§ **Task to complete**
Type out the records that follow, exactly as given.

/---

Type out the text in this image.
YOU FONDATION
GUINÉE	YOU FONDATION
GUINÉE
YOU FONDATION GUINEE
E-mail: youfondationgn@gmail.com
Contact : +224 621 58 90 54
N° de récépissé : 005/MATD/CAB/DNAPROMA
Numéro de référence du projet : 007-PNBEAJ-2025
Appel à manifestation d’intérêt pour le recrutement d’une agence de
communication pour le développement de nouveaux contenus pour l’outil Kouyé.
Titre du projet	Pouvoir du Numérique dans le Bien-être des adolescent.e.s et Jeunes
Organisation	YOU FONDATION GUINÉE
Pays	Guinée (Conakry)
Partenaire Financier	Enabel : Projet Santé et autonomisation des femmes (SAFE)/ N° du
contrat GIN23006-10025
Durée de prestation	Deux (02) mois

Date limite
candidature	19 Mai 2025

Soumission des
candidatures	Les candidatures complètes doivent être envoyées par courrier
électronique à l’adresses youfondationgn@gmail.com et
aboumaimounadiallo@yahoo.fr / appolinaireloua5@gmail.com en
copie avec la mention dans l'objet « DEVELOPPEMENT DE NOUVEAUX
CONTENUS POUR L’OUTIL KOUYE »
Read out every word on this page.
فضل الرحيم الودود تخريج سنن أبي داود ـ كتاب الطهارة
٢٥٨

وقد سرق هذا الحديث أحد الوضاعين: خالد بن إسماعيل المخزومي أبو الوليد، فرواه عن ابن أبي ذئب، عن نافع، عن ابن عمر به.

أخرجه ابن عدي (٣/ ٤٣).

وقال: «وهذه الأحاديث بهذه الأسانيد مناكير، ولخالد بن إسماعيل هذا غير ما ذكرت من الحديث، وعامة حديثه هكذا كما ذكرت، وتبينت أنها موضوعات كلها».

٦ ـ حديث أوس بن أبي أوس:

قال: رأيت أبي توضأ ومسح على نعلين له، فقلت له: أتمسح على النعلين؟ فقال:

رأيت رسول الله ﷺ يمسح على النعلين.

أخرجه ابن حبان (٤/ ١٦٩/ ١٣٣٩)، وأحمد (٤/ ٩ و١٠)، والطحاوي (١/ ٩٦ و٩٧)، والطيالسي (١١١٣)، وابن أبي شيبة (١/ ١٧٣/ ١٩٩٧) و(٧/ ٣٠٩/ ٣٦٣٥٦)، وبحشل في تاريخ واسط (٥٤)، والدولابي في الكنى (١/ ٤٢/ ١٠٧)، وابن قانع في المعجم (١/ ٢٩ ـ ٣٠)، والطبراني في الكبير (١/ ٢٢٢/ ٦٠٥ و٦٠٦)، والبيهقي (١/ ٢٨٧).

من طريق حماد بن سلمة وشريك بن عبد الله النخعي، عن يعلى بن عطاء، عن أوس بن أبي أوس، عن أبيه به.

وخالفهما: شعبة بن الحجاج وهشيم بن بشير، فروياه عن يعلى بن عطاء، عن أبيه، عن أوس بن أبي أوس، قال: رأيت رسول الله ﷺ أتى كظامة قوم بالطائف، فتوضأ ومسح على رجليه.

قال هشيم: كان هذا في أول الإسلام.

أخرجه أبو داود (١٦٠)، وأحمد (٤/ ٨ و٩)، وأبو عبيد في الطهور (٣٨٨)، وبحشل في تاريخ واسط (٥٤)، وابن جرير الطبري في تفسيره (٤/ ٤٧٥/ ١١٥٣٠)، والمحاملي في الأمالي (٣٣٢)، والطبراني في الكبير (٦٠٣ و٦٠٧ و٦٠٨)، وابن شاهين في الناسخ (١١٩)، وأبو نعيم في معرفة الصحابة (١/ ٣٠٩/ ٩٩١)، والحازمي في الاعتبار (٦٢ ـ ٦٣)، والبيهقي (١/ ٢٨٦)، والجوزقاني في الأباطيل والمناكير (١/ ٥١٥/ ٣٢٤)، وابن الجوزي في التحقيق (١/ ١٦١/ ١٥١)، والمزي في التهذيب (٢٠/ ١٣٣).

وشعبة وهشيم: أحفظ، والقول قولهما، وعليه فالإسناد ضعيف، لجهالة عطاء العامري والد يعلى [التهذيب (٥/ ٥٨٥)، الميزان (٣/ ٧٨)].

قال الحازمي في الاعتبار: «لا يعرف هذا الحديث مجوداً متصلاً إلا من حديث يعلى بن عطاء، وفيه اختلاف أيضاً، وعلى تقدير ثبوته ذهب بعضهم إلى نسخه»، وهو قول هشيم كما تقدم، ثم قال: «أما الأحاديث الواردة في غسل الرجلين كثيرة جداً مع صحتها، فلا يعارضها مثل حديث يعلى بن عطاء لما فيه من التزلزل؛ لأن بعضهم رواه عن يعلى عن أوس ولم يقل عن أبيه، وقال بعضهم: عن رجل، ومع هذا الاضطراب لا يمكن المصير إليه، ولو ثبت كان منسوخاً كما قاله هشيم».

\---

§ **Exercise solution**
Type out the text in this image.
YOU FONDATION
GUINÉE	YOU FONDATION
GUINÉE
YOU FONDATION GUINEE
E-mail: youfondationgn@gmail.com
Contact : +224 621 58 90 54
N° de récépissé : 005/MATD/CAB/DNAPROMA
Numéro de référence du projet : 007-PNBEAJ-2025
Appel à manifestation d’intérêt pour le recrutement d’une agence de
communication pour le développement de nouveaux contenus pour l’outil Kouyé.
Titre du projet	Pouvoir du Numérique dans le Bien-être des adolescent.e.s et Jeunes
Organisation	YOU FONDATION GUINÉE
Pays	Guinée (Conakry)
Partenaire Financier	Enabel : Projet Santé et autonomisation des femmes (SAFE)/ N° du
contrat GIN23006-10025
Durée de prestation	Deux (02) mois

Date limite
candidature	19 Mai 2025

Soumission des
candidatures	Les candidatures complètes doivent être envoyées par courrier
électronique à l’adresses youfondationgn@gmail.com et
aboumaimounadiallo@yahoo.fr / appolinaireloua5@gmail.com en
copie avec la mention dans l'objet « DEVELOPPEMENT DE NOUVEAUX
CONTENUS POUR L’OUTIL KOUYE »
Read out every word on this page.
فضل الرحيم الودود تخريج سنن أبي داود ـ كتاب الطهارة
٢٥٨

وقد سرق هذا الحديث أحد الوضاعين: خالد بن إسماعيل المخزومي أبو الوليد، فرواه عن ابن أبي ذئب، عن نافع، عن ابن عمر به.

أخرجه ابن عدي (٣/ ٤٣).

وقال: «وهذه الأحاديث بهذه الأسانيد مناكير، ولخالد بن إسماعيل هذا غير ما ذكرت من الحديث، وعامة حديثه هكذا كما ذكرت، وتبينت أنها موضوعات كلها».

٦ ـ حديث أوس بن أبي أوس:

قال: رأيت أبي توضأ ومسح على نعلين له، فقلت له: أتمسح على النعلين؟ فقال:

رأيت رسول الله ﷺ يمسح على النعلين.

أخرجه ابن حبان (٤/ ١٦٩/ ١٣٣٩)، وأحمد (٤/ ٩ و١٠)، والطحاوي (١/ ٩٦ و٩٧)، والطيالسي (١١١٣)، وابن أبي شيبة (١/ ١٧٣/ ١٩٩٧) و(٧/ ٣٠٩/ ٣٦٣٥٦)، وبحشل في تاريخ واسط (٥٤)، والدولابي في الكنى (١/ ٤٢/ ١٠٧)، وابن قانع في المعجم (١/ ٢٩ ـ ٣٠)، والطبراني في الكبير (١/ ٢٢٢/ ٦٠٥ و٦٠٦)، والبيهقي (١/ ٢٨٧).

من طريق حماد بن سلمة وشريك بن عبد الله النخعي، عن يعلى بن عطاء، عن أوس بن أبي أوس، عن أبيه به.

وخالفهما: شعبة بن الحجاج وهشيم بن بشير، فروياه عن يعلى بن عطاء، عن أبيه، عن أوس بن أبي أوس، قال: رأيت رسول الله ﷺ أتى كظامة قوم بالطائف، فتوضأ ومسح على رجليه.

قال هشيم: كان هذا في أول الإسلام.

أخرجه أبو داود (١٦٠)، وأحمد (٤/ ٨ و٩)، وأبو عبيد في الطهور (٣٨٨)، وبحشل في تاريخ واسط (٥٤)، وابن جرير الطبري في تفسيره (٤/ ٤٧٥/ ١١٥٣٠)، والمحاملي في الأمالي (٣٣٢)، والطبراني في الكبير (٦٠٣ و٦٠٧ و٦٠٨)، وابن شاهين في الناسخ (١١٩)، وأبو نعيم في معرفة الصحابة (١/ ٣٠٩/ ٩٩١)، والحازمي في الاعتبار (٦٢ ـ ٦٣)، والبيهقي (١/ ٢٨٦)، والجوزقاني في الأباطيل والمناكير (١/ ٥١٥/ ٣٢٤)، وابن الجوزي في التحقيق (١/ ١٦١/ ١٥١)، والمزي في التهذيب (٢٠/ ١٣٣).

وشعبة وهشيم: أحفظ، والقول قولهما، وعليه فالإسناد ضعيف، لجهالة عطاء العامري والد يعلى [التهذيب (٥/ ٥٨٥)، الميزان (٣/ ٧٨)].

قال الحازمي في الاعتبار: «لا يعرف هذا الحديث مجوداً متصلاً إلا من حديث يعلى بن عطاء، وفيه اختلاف أيضاً، وعلى تقدير ثبوته ذهب بعضهم إلى نسخه»، وهو قول هشيم كما تقدم، ثم قال: «أما الأحاديث الواردة في غسل الرجلين كثيرة جداً مع صحتها، فلا يعارضها مثل حديث يعلى بن عطاء لما فيه من التزلزل؛ لأن بعضهم رواه عن يعلى عن أوس ولم يقل عن أبيه، وقال بعضهم: عن رجل، ومع هذا الاضطراب لا يمكن المصير إليه، ولو ثبت كان منسوخاً كما قاله هشيم».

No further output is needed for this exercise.